#### [Problem requirements]
How many lines of these entries hold the string "book"? Reply with the number alone.

Raw records
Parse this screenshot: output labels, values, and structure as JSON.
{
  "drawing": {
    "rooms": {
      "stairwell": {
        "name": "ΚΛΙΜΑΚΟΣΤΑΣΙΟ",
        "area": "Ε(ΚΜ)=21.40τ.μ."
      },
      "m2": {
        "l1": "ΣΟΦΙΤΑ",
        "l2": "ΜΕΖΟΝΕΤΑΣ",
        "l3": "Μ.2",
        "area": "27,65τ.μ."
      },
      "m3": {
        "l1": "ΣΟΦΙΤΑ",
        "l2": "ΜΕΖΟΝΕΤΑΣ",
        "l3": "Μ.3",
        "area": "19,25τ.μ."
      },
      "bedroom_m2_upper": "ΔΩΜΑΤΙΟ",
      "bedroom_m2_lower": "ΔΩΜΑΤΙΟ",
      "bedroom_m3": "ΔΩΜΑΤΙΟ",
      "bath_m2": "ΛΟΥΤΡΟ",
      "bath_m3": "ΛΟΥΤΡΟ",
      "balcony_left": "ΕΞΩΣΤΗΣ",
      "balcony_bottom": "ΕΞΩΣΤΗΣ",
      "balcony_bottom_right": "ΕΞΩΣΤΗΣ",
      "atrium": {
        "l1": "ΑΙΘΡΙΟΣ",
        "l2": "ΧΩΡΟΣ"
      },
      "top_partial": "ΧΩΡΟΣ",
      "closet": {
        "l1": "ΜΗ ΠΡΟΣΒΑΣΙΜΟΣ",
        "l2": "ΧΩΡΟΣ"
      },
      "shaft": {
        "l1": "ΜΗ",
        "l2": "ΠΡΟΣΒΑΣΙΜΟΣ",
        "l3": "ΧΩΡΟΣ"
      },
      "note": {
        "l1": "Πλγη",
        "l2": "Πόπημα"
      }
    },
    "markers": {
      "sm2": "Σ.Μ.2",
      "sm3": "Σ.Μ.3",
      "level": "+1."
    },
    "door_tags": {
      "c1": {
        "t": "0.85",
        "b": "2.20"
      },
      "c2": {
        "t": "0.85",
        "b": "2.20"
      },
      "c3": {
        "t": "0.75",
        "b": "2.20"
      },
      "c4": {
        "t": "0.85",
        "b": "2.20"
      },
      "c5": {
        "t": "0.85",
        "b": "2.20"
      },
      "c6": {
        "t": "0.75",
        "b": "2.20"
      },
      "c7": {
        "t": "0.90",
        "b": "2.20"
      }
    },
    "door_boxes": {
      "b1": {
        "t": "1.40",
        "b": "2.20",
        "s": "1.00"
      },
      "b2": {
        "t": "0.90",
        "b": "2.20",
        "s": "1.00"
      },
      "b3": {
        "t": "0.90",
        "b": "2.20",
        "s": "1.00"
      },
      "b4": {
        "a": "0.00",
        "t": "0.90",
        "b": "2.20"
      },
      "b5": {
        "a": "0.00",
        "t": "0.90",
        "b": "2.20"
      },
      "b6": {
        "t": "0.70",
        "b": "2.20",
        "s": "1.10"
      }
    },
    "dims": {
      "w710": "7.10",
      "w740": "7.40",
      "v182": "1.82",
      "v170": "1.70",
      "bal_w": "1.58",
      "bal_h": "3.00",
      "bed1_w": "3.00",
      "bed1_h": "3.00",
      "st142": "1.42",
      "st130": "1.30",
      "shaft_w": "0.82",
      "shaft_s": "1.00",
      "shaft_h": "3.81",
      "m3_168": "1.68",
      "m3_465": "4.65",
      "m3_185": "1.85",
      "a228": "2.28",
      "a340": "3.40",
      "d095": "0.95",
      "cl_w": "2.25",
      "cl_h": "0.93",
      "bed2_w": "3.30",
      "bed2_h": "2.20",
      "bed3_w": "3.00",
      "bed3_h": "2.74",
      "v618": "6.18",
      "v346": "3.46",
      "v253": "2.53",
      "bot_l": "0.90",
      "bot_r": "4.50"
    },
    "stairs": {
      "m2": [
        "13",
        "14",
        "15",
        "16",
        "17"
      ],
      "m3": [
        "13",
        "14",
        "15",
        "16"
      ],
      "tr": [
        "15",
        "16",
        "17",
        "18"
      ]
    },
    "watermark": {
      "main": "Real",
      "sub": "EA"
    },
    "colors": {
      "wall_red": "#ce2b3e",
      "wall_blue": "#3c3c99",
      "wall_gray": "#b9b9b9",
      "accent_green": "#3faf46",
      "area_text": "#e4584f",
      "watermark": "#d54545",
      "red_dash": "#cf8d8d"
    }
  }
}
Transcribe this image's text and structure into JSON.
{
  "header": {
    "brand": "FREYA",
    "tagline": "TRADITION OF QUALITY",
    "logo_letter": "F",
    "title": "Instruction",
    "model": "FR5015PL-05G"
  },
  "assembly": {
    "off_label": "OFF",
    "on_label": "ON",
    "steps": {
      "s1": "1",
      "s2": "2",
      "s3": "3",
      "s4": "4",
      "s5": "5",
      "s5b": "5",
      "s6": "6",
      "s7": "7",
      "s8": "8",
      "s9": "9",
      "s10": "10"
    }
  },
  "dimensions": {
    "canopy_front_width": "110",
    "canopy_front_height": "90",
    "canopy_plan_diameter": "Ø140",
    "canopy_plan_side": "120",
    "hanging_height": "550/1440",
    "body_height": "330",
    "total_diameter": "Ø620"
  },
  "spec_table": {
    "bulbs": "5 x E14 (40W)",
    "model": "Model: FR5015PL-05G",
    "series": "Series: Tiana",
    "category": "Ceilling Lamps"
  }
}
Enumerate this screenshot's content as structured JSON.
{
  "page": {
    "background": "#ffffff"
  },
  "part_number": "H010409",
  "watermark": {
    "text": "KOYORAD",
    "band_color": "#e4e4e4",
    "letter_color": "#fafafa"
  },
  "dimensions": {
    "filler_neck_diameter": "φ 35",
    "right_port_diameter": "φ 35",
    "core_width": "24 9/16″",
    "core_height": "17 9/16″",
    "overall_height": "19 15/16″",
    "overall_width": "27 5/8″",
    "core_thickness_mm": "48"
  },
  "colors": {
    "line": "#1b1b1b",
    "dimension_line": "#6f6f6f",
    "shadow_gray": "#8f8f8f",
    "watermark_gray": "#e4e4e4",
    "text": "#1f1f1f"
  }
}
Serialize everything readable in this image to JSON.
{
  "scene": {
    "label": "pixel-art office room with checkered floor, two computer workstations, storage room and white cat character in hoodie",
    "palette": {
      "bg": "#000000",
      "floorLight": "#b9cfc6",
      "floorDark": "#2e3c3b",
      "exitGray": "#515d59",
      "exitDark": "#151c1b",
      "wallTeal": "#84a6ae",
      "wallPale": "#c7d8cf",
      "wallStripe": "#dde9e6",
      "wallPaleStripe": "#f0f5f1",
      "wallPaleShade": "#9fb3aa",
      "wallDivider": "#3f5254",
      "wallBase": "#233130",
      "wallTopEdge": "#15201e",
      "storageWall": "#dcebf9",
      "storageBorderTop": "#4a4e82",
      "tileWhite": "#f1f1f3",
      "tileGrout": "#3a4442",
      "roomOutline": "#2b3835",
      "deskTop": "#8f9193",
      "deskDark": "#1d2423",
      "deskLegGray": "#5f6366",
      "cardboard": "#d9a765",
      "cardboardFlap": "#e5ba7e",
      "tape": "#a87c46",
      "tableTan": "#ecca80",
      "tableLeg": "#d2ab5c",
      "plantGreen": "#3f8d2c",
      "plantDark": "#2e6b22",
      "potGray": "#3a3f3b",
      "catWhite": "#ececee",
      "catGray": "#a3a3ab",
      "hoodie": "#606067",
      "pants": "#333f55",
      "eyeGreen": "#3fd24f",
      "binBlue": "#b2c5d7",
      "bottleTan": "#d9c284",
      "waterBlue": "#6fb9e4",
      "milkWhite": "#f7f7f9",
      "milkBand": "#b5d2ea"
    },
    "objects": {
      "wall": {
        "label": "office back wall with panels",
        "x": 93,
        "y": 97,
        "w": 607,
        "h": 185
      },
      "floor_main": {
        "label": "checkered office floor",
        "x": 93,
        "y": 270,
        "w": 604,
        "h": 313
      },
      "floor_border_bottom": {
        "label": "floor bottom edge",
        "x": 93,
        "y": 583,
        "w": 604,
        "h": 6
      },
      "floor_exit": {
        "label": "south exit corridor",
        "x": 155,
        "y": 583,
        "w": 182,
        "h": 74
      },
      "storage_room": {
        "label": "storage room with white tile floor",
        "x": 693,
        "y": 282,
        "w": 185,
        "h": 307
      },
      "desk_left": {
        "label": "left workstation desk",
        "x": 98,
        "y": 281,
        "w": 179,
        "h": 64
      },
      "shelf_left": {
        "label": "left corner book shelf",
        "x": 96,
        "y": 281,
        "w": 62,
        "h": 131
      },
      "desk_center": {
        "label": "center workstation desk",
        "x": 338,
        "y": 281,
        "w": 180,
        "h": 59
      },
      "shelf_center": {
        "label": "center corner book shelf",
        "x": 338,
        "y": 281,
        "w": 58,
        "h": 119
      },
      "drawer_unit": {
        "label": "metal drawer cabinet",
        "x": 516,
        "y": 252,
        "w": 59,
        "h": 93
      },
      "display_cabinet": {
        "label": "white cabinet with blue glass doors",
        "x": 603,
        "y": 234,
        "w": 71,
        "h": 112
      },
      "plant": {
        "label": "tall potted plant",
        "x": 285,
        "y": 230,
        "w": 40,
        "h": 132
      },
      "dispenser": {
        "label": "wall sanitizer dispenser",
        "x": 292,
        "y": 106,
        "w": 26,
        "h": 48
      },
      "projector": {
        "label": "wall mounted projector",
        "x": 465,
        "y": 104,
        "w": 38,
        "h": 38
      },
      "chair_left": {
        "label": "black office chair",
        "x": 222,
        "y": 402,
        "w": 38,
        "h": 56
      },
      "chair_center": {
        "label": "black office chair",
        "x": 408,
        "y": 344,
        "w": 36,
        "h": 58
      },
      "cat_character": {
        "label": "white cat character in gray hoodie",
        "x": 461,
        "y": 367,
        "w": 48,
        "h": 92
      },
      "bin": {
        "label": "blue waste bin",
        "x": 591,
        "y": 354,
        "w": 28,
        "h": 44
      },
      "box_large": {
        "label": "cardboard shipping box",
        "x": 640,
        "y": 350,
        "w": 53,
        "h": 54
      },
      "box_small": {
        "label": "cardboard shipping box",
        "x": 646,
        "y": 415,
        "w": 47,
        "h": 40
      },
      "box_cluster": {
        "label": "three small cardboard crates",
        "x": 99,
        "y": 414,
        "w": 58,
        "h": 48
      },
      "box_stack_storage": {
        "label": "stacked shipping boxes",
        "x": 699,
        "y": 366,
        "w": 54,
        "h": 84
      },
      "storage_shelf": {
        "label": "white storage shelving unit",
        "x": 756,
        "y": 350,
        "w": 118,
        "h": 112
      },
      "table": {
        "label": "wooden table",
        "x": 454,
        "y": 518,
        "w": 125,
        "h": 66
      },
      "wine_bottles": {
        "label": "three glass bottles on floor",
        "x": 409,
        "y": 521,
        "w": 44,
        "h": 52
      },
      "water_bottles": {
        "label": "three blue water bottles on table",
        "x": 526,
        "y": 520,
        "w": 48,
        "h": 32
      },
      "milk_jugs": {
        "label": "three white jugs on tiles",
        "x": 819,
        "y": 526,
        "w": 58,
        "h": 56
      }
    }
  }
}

#### [Finished exercise]
2